§ **表示テキスト**

· · · ·

図11は半袖Tシャツ51を示す図であるが、衿部52、袖部53、裾部54は開口しリング状になっている。このような開口部にも本発明のリング状の接ぎなし筒状布を、本発明のバインダを用いてミシン縫製することができる。また、ランニングシャツの場合は、袖部がないので、腕のつけ根部55にも本発明のリング状の接ぎなし筒状布を用いることができる。Tシャツ等の衣服にアクセサリとして取り付ける後や前の身生地の穴開き部56も開口しているので、本発明のリング状の接ぎなし筒状布を本発明のバインダを用いてミシン縫製することができる。さらに、バッグや小物類にも開口部分がある場合、本発明のリング状の接ぎなし筒状布を用いることができ、それに合わせた本発明のバインダを用いて縫製できる。本発明の筒状布はリング状で接ぎなしであるから、筒状布が重なる部分がなくごわついた部分がなく見栄えも良い。本発明の開閉式バインダまたは分離式バインダを用いることによって、2つ折り、3つ折り、4つ折り等の重ね縫いをきれいに重ね、綺麗に縫製できる。このように本発明のリング状の接ぎなし筒状布の適用範囲は広い。

· · · ·

§ **保存データ**

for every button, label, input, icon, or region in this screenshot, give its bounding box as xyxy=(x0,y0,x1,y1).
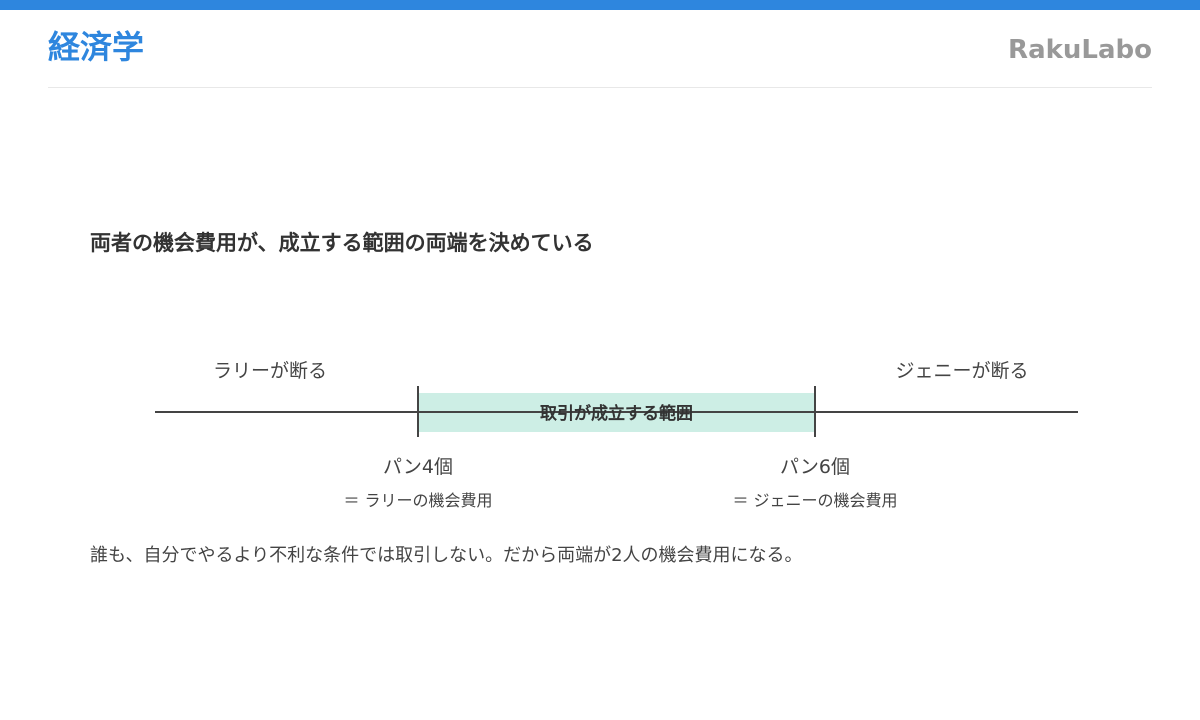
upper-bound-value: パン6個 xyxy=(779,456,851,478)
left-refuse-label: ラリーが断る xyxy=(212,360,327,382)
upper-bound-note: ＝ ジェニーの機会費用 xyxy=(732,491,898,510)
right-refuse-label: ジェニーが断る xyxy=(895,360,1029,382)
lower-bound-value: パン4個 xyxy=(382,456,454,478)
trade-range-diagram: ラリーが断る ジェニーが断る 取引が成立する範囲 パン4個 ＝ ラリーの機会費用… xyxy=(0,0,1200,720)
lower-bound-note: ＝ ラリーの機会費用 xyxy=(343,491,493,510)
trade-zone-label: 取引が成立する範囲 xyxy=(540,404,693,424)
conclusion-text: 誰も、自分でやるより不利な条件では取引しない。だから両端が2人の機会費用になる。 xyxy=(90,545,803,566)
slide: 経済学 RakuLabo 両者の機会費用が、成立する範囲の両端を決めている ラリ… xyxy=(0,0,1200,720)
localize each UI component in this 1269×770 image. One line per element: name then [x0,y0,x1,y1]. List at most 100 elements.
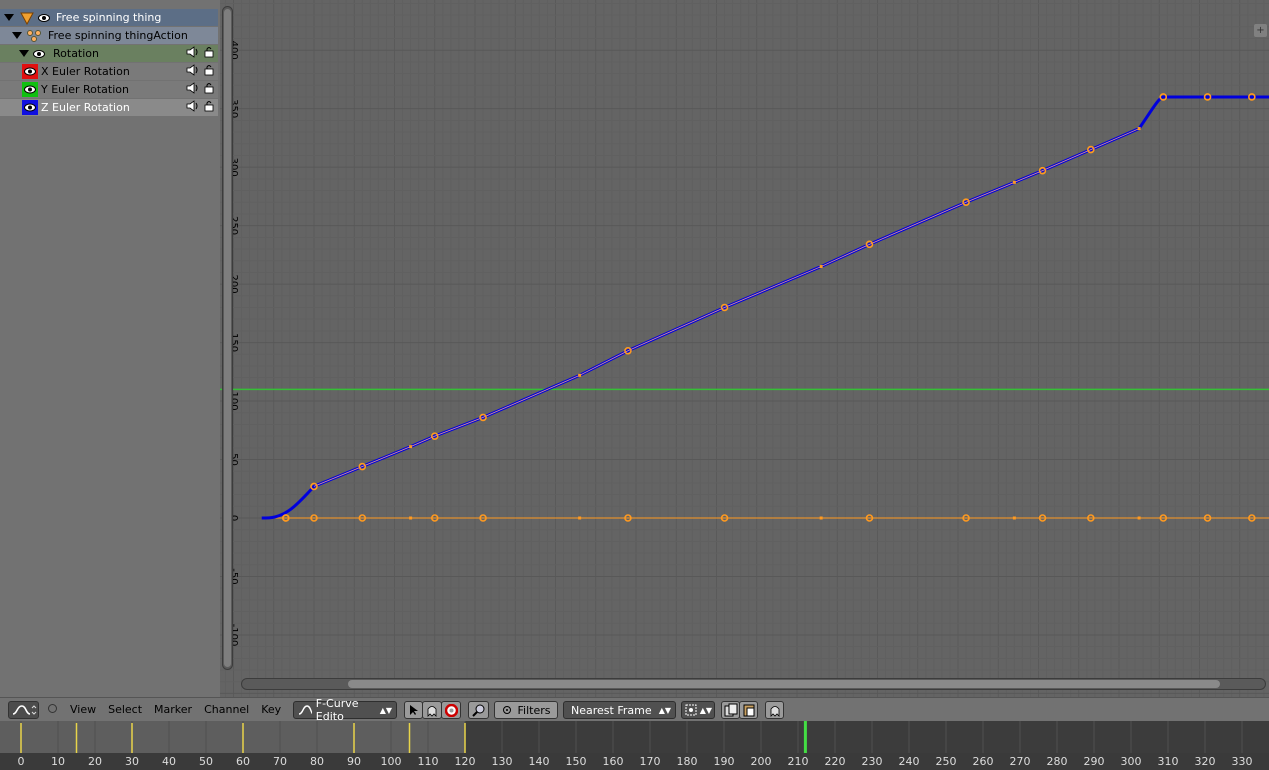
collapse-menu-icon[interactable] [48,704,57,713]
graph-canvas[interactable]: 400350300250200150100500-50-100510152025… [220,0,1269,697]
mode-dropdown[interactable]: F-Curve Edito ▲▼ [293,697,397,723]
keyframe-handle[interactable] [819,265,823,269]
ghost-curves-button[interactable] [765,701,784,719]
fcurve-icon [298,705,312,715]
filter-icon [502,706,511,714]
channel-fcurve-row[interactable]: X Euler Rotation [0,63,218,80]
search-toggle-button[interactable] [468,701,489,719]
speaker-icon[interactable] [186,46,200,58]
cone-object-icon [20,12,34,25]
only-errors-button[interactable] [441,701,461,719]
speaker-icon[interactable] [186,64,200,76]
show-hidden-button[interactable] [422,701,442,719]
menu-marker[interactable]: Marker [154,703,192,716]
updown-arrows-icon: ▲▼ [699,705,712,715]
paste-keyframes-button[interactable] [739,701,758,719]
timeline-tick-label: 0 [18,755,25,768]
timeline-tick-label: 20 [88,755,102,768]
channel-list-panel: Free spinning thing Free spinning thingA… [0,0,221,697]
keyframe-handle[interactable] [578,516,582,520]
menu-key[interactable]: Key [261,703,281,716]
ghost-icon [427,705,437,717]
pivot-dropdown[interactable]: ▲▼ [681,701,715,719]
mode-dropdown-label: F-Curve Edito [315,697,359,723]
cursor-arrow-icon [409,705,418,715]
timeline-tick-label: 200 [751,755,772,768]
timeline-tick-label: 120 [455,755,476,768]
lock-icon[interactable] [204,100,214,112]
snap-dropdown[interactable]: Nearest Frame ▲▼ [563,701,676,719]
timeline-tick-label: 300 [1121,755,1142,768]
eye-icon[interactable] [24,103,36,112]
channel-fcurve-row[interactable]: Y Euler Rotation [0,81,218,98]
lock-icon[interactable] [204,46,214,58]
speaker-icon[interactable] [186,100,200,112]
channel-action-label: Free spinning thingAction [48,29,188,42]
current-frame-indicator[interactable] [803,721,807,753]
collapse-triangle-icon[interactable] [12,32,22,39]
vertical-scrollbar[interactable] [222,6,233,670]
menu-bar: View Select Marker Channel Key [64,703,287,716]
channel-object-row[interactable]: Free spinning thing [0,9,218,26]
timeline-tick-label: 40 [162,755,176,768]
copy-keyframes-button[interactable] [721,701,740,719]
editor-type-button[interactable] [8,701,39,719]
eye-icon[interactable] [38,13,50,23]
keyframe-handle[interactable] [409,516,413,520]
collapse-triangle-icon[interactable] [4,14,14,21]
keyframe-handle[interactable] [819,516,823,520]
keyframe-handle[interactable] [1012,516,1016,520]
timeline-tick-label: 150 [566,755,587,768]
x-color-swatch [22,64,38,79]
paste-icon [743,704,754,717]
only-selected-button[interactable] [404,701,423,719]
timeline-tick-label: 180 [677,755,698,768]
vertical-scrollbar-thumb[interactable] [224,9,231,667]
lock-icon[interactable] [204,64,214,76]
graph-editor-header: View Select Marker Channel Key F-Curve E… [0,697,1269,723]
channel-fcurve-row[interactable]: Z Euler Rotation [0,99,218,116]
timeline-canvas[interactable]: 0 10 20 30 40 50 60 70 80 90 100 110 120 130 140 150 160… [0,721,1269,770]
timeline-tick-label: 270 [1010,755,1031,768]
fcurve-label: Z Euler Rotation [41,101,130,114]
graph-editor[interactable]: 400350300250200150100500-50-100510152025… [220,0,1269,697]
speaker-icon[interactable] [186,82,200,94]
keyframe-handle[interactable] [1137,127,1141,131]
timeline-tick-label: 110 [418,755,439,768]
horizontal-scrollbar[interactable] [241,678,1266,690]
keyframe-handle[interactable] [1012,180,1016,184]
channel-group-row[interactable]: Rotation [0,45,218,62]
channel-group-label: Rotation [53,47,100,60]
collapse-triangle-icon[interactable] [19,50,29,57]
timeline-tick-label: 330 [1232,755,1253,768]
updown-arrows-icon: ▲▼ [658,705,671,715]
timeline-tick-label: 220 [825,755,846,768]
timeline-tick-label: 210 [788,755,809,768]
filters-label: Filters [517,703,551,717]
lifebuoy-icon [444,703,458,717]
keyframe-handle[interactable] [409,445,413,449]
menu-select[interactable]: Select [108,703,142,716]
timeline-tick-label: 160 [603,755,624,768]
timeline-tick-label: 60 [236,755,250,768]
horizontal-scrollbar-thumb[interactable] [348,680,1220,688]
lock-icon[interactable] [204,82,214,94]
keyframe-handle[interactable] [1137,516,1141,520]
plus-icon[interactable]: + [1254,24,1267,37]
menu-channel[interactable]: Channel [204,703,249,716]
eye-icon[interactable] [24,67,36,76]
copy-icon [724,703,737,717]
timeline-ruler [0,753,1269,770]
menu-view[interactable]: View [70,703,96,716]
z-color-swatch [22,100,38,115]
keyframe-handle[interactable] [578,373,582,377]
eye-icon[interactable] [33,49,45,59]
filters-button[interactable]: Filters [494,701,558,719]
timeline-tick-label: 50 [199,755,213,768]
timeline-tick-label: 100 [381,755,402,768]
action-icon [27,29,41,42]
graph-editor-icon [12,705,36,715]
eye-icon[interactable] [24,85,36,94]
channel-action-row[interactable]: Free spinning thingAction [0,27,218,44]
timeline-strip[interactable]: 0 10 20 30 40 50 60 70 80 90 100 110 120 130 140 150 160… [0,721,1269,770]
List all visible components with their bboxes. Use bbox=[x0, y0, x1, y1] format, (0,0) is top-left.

· · · ·

§ **作業目標**
表示テキストのうち、「図11は半袖Tシャツ51を示」を含む語句で始まり「なし筒状布の適用範囲は広い。」で終わる部分を、一字も変えずに抽出せよ。

§ **出力全文**
図11は半袖Tシャツ51を示す図であるが、衿部52、袖部53、裾部54は開口しリング状になっている。このような開口部にも本発明のリング状の接ぎなし筒状布を、本発明のバインダを用いてミシン縫製することができる。また、ランニングシャツの場合は、袖部がないので、腕のつけ根部55にも本発明のリング状の接ぎなし筒状布を用いることができる。Tシャツ等の衣服にアクセサリとして取り付ける後や前の身生地の穴開き部56も開口しているので、本発明のリング状の接ぎなし筒状布を本発明のバインダを用いてミシン縫製することができる。さらに、バッグや小物類にも開口部分がある場合、本発明のリング状の接ぎなし筒状布を用いることができ、それに合わせた本発明のバインダを用いて縫製できる。本発明の筒状布はリング状で接ぎなしであるから、筒状布が重なる部分がなくごわついた部分がなく見栄えも良い。本発明の開閉式バインダまたは分離式バインダを用いることによって、2つ折り、3つ折り、4つ折り等の重ね縫いをきれいに重ね、綺麗に縫製できる。このように本発明のリング状の接ぎなし筒状布の適用範囲は広い。